Pull every line of the listing below word for word, but leave out the pictures.
===== The data
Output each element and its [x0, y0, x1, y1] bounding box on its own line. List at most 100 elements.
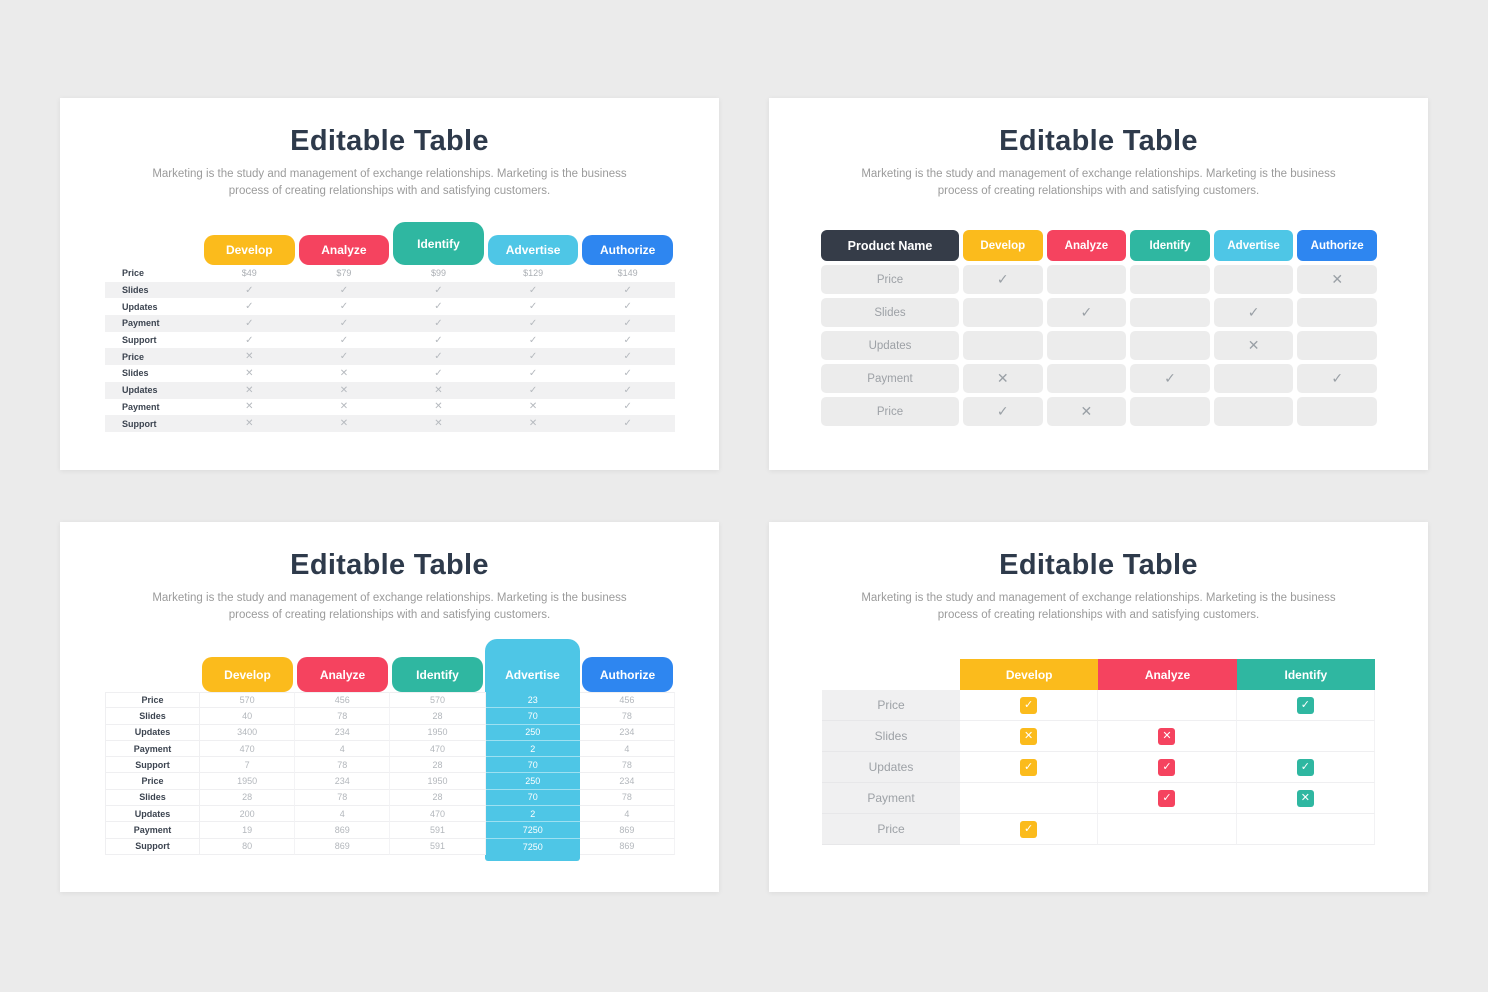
value-cell: 869 — [295, 838, 391, 855]
value-cell: 7250 — [485, 822, 580, 839]
tab-analyze: Analyze — [1046, 230, 1127, 261]
x-icon: ✕ — [434, 401, 443, 413]
value-cell: ✓ — [486, 301, 581, 312]
check-icon: ✓ — [339, 317, 349, 329]
x-icon: ✕ — [434, 384, 443, 396]
row-label: Payment — [122, 318, 160, 329]
page-title: Editable Table — [290, 549, 489, 581]
value-cell: ✓ — [202, 285, 297, 296]
value-cell: ✓ — [580, 368, 675, 379]
value-cell: ✓ — [1236, 690, 1375, 721]
value-cell — [1098, 814, 1237, 845]
value-cell: ✓ — [580, 418, 675, 429]
value-cell: 7250 — [522, 841, 543, 852]
table-row: Price 570 456 570 23 456 — [105, 692, 676, 709]
x-icon: ✕ — [245, 351, 254, 363]
value-cell: ✓ — [1098, 752, 1237, 783]
value-cell: 869 — [579, 822, 676, 839]
value-cell: ✓ — [580, 301, 675, 312]
panel-header: Editable Table Marketing is the study an… — [769, 522, 1428, 623]
value-cell: ✕ — [1236, 783, 1375, 814]
tab-advertise: Advertise — [1213, 230, 1294, 261]
table-row: Slides 28 78 28 70 78 — [105, 789, 676, 807]
value-cell: ✕ — [963, 364, 1043, 393]
value-cell: 4 — [579, 740, 676, 758]
value-cell: 1950 — [390, 773, 486, 790]
checkbox-x-icon: ✕ — [1296, 789, 1314, 807]
value-cell — [1236, 814, 1375, 845]
x-icon: ✕ — [339, 418, 349, 430]
value-cell: ✓ — [297, 318, 392, 329]
value-cell: ✕ — [297, 368, 392, 379]
value-cell: ✓ — [580, 318, 675, 329]
check-icon: ✓ — [245, 317, 254, 329]
value-cell: 28 — [390, 757, 486, 774]
value-cell — [960, 783, 1099, 814]
value-cell: 70 — [485, 708, 580, 725]
x-icon: ✕ — [1331, 271, 1344, 287]
table-row: Payment ✓ ✓ ✓ ✓ ✓ — [105, 315, 675, 332]
checkbox-check-icon: ✓ — [1296, 696, 1314, 714]
table-row: Slides 40 78 28 70 78 — [105, 708, 676, 725]
value-cell: ✓ — [486, 335, 581, 346]
row-label: Support — [105, 838, 200, 855]
value-cell: 28 — [200, 789, 296, 807]
value-cell: ✓ — [202, 318, 297, 329]
value-cell: ✕ — [1213, 331, 1294, 360]
table-row: Updates 200 4 470 2 4 — [105, 806, 676, 823]
check-icon: ✓ — [245, 284, 254, 296]
check-icon: ✓ — [434, 351, 443, 363]
check-icon: ✓ — [996, 271, 1009, 287]
value-cell: 78 — [579, 789, 676, 807]
table-row: Support 7 78 28 70 78 — [105, 757, 676, 774]
value-cell — [1213, 364, 1294, 393]
tab-develop: Develop — [202, 657, 293, 692]
checkbox-check-icon: ✓ — [1158, 789, 1176, 807]
check-icon: ✓ — [1247, 304, 1260, 320]
value-cell: 78 — [295, 708, 391, 725]
value-cell: 570 — [200, 692, 296, 709]
value-cell: ✓ — [391, 301, 486, 312]
panel-bottom-left: Editable Table Marketing is the study an… — [60, 522, 719, 892]
value-cell: ✓ — [960, 752, 1099, 783]
value-cell: ✓ — [297, 351, 392, 362]
row-label: Price — [822, 814, 960, 845]
value-cell — [963, 298, 1043, 327]
table-row: Payment ✓ ✕ — [822, 783, 1375, 814]
value-cell: 78 — [579, 757, 676, 774]
value-cell: $49 — [241, 268, 257, 279]
check-icon: ✓ — [623, 401, 632, 413]
tab-advertise: Advertise — [487, 235, 579, 265]
check-icon: ✓ — [996, 403, 1009, 419]
value-cell: 19 — [200, 822, 296, 839]
check-icon: ✓ — [528, 384, 538, 396]
checkbox-check-icon: ✓ — [1020, 820, 1038, 838]
checkbox-check-icon: ✓ — [1020, 758, 1038, 776]
check-icon: ✓ — [528, 284, 538, 296]
x-icon: ✕ — [245, 418, 254, 430]
page-title: Editable Table — [999, 549, 1198, 581]
table-row: Updates ✕ ✕ ✕ ✓ ✓ — [105, 381, 675, 399]
value-cell: ✕ — [391, 385, 486, 396]
value-cell: ✓ — [580, 335, 675, 346]
check-icon: ✓ — [528, 301, 538, 313]
page-subtitle: Marketing is the study and management of… — [861, 168, 1336, 197]
value-cell: ✕ — [297, 401, 392, 412]
tab-develop: Develop — [204, 235, 295, 265]
table-bottom-right: Develop Analyze Identify Price ✓ ✓ Slides ✕ ✕ Upd… — [822, 659, 1375, 845]
panel-top-right: Editable Table Marketing is the study an… — [769, 98, 1428, 470]
value-cell: 456 — [579, 692, 676, 709]
row-label: Payment — [822, 783, 960, 814]
row-label: Slides — [122, 285, 149, 296]
row-label: Updates — [822, 752, 960, 783]
table-row: Price ✓ ✓ — [822, 690, 1375, 721]
value-cell: ✓ — [1213, 298, 1294, 327]
page-title: Editable Table — [999, 125, 1198, 157]
row-label: Slides — [105, 708, 200, 725]
value-cell: 570 — [390, 692, 486, 709]
row-label: Updates — [105, 724, 200, 741]
x-icon: ✕ — [245, 384, 254, 396]
check-icon: ✓ — [623, 317, 632, 329]
panel-header: Editable Table Marketing is the study an… — [60, 98, 719, 199]
tab-identify: Identify — [393, 222, 484, 265]
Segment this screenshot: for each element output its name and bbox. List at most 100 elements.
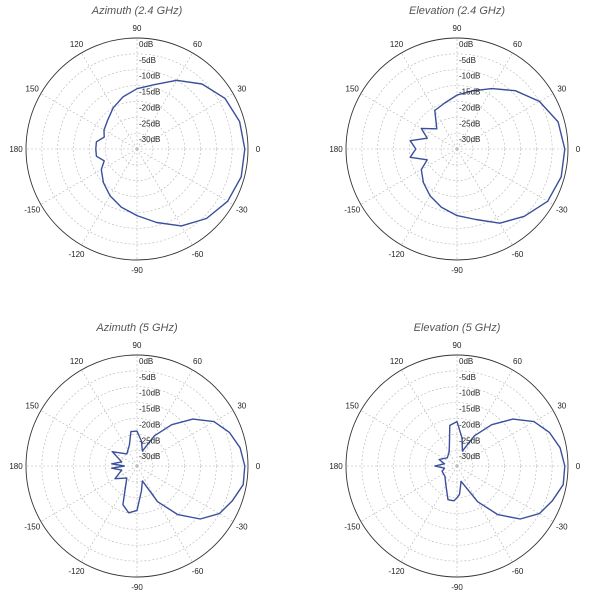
==========
## Response for this exercise
Output each element and its [x0, y0, x1, y1] bounding box on its own line. List at most 100 elements.
value-cell: 869 — [295, 838, 391, 855]
value-cell: 7250 — [485, 822, 580, 839]
tab-analyze: Analyze — [1046, 230, 1127, 261]
x-icon: ✕ — [434, 401, 443, 413]
value-cell: ✓ — [486, 301, 581, 312]
check-icon: ✓ — [339, 317, 349, 329]
x-icon: ✕ — [434, 384, 443, 396]
row-label: Payment — [122, 318, 160, 329]
page-title: Editable Table — [290, 549, 489, 581]
value-cell: ✓ — [202, 285, 297, 296]
value-cell: ✓ — [580, 368, 675, 379]
value-cell: ✓ — [1236, 690, 1375, 721]
value-cell — [1098, 814, 1237, 845]
value-cell: ✓ — [580, 418, 675, 429]
value-cell: 7250 — [522, 841, 543, 852]
table-row: Price 570 456 570 23 456 — [105, 692, 676, 709]
x-icon: ✕ — [245, 351, 254, 363]
value-cell: ✓ — [1098, 752, 1237, 783]
value-cell: 869 — [579, 822, 676, 839]
value-cell: ✓ — [580, 301, 675, 312]
panel-header: Editable Table Marketing is the study an… — [769, 522, 1428, 623]
value-cell: ✕ — [1236, 783, 1375, 814]
tab-advertise: Advertise — [1213, 230, 1294, 261]
table-row: Slides 28 78 28 70 78 — [105, 789, 676, 807]
value-cell: ✕ — [963, 364, 1043, 393]
value-cell: 4 — [579, 740, 676, 758]
value-cell: 1950 — [390, 773, 486, 790]
checkbox-x-icon: ✕ — [1296, 789, 1314, 807]
value-cell — [1236, 814, 1375, 845]
x-icon: ✕ — [339, 418, 349, 430]
value-cell: ✓ — [297, 318, 392, 329]
value-cell: ✕ — [297, 368, 392, 379]
value-cell: ✓ — [580, 318, 675, 329]
check-icon: ✓ — [245, 317, 254, 329]
value-cell: 28 — [390, 757, 486, 774]
value-cell — [960, 783, 1099, 814]
value-cell: 70 — [485, 708, 580, 725]
x-icon: ✕ — [1331, 271, 1344, 287]
table-row: Payment ✓ ✓ ✓ ✓ ✓ — [105, 315, 675, 332]
checkbox-check-icon: ✓ — [1296, 696, 1314, 714]
table-row: Slides 40 78 28 70 78 — [105, 708, 676, 725]
value-cell: ✓ — [486, 335, 581, 346]
row-label: Support — [105, 838, 200, 855]
value-cell: 28 — [200, 789, 296, 807]
value-cell: ✓ — [202, 318, 297, 329]
value-cell: ✕ — [1213, 331, 1294, 360]
table-row: Updates 200 4 470 2 4 — [105, 806, 676, 823]
check-icon: ✓ — [245, 284, 254, 296]
check-icon: ✓ — [434, 351, 443, 363]
check-icon: ✓ — [996, 271, 1009, 287]
value-cell: 78 — [579, 789, 676, 807]
table-row: Support 7 78 28 70 78 — [105, 757, 676, 774]
value-cell — [1213, 364, 1294, 393]
tab-develop: Develop — [202, 657, 293, 692]
checkbox-check-icon: ✓ — [1158, 789, 1176, 807]
check-icon: ✓ — [1247, 304, 1260, 320]
value-cell: 78 — [295, 708, 391, 725]
value-cell: 570 — [200, 692, 296, 709]
value-cell: ✓ — [391, 301, 486, 312]
panel-bottom-left: Editable Table Marketing is the study an… — [60, 522, 719, 892]
value-cell: ✓ — [960, 752, 1099, 783]
value-cell: ✓ — [297, 351, 392, 362]
row-label: Price — [822, 814, 960, 845]
value-cell — [963, 298, 1043, 327]
table-row: Payment ✓ ✕ — [822, 783, 1375, 814]
value-cell: 78 — [579, 757, 676, 774]
value-cell: $49 — [241, 268, 257, 279]
check-icon: ✓ — [623, 401, 632, 413]
tab-advertise: Advertise — [487, 235, 579, 265]
check-icon: ✓ — [996, 403, 1009, 419]
value-cell: 19 — [200, 822, 296, 839]
check-icon: ✓ — [528, 384, 538, 396]
checkbox-check-icon: ✓ — [1020, 820, 1038, 838]
checkbox-check-icon: ✓ — [1020, 758, 1038, 776]
check-icon: ✓ — [528, 284, 538, 296]
x-icon: ✕ — [245, 418, 254, 430]
page-title: Editable Table — [999, 549, 1198, 581]
table-row: Updates ✕ ✕ ✕ ✓ ✓ — [105, 381, 675, 399]
value-cell: ✕ — [391, 385, 486, 396]
value-cell: ✓ — [580, 335, 675, 346]
check-icon: ✓ — [528, 301, 538, 313]
page-subtitle: Marketing is the study and management of… — [861, 168, 1336, 197]
value-cell: ✕ — [297, 401, 392, 412]
tab-develop: Develop — [204, 235, 295, 265]
table-bottom-right: Develop Analyze Identify Price ✓ ✓ Slides ✕ ✕ Upd… — [822, 659, 1375, 845]
panel-top-right: Editable Table Marketing is the study an… — [769, 98, 1428, 470]
value-cell: 456 — [579, 692, 676, 709]
row-label: Payment — [822, 783, 960, 814]
row-label: Slides — [122, 285, 149, 296]
row-label: Updates — [822, 752, 960, 783]
table-row: Price ✓ ✓ — [822, 690, 1375, 721]
value-cell: ✓ — [1213, 298, 1294, 327]
page-title: Editable Table — [999, 125, 1198, 157]
row-label: Slides — [105, 708, 200, 725]
value-cell: 570 — [390, 692, 486, 709]
row-label: Updates — [105, 724, 200, 741]
x-icon: ✕ — [245, 384, 254, 396]
check-icon: ✓ — [623, 317, 632, 329]
panel-header: Editable Table Marketing is the study an… — [60, 98, 719, 199]
tab-identify: Identify — [393, 222, 484, 265]
Segment this screenshot: for each element output its name and bbox. List at most 100 elements.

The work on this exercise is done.